● Do this
Reproduce the listing below word for word, from its first line through the line containing "x-tick-label: 70 or", including that line.

● Record list
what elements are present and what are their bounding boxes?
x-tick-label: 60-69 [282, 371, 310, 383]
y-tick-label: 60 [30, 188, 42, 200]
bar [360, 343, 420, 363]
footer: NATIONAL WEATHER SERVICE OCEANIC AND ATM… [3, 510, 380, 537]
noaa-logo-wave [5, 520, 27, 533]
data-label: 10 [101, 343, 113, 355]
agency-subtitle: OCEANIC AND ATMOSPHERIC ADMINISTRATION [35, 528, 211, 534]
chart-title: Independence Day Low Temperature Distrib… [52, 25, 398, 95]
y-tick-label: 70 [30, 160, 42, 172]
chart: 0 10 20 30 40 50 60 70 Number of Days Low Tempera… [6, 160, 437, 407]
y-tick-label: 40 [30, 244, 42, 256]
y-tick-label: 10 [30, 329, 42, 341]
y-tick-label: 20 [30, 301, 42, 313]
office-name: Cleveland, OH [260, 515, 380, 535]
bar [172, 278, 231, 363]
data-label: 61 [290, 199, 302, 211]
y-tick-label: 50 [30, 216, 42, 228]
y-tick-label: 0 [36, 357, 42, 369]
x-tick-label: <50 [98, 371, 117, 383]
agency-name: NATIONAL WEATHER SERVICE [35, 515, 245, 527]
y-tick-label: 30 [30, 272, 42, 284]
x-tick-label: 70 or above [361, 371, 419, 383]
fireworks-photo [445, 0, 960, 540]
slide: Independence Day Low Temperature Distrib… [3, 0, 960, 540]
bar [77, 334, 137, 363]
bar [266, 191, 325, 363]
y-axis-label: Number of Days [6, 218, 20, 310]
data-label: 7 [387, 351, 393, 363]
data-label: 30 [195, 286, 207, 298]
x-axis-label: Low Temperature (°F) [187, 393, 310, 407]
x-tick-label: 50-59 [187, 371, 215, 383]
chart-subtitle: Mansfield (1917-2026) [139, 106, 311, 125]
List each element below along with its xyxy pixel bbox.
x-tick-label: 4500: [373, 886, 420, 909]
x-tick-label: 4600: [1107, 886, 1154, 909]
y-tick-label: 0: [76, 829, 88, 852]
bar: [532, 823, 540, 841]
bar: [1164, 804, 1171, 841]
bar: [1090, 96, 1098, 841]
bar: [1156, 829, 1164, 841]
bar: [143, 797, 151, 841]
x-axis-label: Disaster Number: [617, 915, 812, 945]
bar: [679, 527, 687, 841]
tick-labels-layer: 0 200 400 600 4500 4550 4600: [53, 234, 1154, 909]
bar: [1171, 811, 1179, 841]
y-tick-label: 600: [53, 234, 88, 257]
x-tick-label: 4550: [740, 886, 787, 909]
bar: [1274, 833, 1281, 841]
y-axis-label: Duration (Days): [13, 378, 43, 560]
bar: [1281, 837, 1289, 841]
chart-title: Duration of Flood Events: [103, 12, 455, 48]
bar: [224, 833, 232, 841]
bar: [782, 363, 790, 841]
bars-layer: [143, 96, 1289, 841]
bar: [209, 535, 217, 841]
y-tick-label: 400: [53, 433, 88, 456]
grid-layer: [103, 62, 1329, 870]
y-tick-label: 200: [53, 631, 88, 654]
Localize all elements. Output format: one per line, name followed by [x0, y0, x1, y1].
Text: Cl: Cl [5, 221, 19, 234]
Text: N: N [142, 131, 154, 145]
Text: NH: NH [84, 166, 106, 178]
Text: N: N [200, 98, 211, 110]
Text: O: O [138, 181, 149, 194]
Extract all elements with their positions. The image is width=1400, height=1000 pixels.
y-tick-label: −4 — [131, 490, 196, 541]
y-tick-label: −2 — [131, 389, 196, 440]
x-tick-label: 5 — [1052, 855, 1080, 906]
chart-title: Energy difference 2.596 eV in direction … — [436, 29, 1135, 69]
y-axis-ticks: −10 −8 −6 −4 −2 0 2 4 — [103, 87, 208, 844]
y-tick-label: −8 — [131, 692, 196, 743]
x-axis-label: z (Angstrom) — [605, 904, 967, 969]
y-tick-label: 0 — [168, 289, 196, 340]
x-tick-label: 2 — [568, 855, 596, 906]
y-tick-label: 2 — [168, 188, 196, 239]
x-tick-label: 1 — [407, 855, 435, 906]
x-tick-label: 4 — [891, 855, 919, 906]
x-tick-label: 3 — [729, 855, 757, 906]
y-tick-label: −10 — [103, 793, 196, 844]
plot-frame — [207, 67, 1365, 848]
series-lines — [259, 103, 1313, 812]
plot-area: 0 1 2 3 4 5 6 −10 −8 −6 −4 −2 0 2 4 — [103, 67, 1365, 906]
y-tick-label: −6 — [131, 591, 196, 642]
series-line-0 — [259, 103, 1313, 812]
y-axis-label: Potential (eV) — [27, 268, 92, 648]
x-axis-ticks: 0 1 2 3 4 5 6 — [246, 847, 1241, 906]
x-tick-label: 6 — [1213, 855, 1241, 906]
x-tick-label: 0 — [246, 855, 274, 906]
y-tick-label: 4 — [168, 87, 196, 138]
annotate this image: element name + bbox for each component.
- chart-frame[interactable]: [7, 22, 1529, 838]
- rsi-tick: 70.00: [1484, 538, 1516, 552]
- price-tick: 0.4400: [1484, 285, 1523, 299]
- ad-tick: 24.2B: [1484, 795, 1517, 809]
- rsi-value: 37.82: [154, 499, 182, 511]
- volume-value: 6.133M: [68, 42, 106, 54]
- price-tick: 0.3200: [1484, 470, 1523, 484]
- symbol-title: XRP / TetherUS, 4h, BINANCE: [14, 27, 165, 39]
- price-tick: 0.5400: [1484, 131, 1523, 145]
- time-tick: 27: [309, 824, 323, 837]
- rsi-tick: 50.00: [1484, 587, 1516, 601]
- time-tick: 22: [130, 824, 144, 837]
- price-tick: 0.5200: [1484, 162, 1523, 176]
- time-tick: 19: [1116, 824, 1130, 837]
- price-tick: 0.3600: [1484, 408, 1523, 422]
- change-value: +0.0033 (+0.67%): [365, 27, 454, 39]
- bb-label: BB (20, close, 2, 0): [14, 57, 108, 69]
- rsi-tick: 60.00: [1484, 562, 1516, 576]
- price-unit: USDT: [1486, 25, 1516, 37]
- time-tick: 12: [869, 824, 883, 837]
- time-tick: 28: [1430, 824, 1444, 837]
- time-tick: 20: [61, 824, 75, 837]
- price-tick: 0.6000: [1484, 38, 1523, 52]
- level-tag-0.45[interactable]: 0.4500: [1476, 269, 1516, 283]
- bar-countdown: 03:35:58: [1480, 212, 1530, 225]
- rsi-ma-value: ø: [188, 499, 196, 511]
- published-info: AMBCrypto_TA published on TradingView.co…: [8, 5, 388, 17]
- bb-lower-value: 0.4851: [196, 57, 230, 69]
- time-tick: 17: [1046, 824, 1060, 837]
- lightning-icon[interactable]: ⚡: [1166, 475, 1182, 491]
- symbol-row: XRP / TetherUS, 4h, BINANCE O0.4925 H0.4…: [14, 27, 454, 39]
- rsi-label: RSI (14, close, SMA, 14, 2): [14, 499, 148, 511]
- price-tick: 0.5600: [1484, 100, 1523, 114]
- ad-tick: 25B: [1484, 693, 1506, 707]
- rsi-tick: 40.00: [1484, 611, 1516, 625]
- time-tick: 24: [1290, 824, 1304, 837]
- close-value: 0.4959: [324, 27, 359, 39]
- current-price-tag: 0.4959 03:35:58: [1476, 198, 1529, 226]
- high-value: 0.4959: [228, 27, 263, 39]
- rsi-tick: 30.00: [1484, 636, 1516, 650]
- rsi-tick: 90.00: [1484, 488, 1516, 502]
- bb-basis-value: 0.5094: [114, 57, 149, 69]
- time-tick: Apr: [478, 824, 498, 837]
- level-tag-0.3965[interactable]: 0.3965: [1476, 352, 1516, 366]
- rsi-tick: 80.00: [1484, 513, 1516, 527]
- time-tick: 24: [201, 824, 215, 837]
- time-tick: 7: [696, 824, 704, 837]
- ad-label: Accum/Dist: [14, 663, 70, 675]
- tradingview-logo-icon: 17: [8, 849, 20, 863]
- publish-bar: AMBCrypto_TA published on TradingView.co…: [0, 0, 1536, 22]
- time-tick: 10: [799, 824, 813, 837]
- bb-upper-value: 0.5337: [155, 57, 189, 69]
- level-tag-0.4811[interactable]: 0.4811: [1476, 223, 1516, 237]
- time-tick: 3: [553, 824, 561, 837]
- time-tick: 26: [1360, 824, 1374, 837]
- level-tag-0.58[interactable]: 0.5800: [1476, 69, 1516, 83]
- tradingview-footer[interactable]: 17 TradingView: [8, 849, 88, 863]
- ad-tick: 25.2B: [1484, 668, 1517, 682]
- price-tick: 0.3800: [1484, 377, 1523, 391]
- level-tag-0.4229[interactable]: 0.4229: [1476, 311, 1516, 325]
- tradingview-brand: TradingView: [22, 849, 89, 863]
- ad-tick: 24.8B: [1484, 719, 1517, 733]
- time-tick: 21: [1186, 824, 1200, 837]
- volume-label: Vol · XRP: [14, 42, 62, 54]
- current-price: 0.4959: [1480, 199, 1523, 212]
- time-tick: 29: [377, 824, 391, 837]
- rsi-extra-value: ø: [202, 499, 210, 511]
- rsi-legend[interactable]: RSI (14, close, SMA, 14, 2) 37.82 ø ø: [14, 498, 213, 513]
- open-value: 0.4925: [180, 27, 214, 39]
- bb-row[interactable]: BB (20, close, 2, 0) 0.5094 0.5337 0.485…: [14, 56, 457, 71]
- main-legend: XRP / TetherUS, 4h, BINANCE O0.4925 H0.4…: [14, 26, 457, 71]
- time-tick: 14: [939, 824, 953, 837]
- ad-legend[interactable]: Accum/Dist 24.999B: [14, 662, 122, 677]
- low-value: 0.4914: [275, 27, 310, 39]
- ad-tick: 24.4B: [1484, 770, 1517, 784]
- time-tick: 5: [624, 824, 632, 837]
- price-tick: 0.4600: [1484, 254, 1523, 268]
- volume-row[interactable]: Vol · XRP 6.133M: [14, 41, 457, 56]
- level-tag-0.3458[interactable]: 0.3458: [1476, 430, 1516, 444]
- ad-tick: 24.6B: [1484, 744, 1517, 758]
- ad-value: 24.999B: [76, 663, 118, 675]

● Solution
what elements are present and what are their bounding boxes?
x-tick-label: 60-69 [282, 371, 310, 383]
y-tick-label: 60 [30, 188, 42, 200]
bar [360, 343, 420, 363]
footer: NATIONAL WEATHER SERVICE OCEANIC AND ATM… [3, 510, 380, 537]
noaa-logo-wave [5, 520, 27, 533]
data-label: 10 [101, 343, 113, 355]
agency-subtitle: OCEANIC AND ATMOSPHERIC ADMINISTRATION [35, 528, 211, 534]
chart-title: Independence Day Low Temperature Distrib… [52, 25, 398, 95]
y-tick-label: 70 [30, 160, 42, 172]
chart: 0 10 20 30 40 50 60 70 Number of Days Low Tempera… [6, 160, 437, 407]
y-tick-label: 40 [30, 244, 42, 256]
y-tick-label: 10 [30, 329, 42, 341]
y-tick-label: 20 [30, 301, 42, 313]
office-name: Cleveland, OH [260, 515, 380, 535]
bar [172, 278, 231, 363]
data-label: 61 [290, 199, 302, 211]
y-tick-label: 50 [30, 216, 42, 228]
y-tick-label: 0 [36, 357, 42, 369]
x-tick-label: <50 [98, 371, 117, 383]
agency-name: NATIONAL WEATHER SERVICE [35, 515, 245, 527]
y-tick-label: 30 [30, 272, 42, 284]
x-tick-label: 70 or above [361, 371, 419, 383]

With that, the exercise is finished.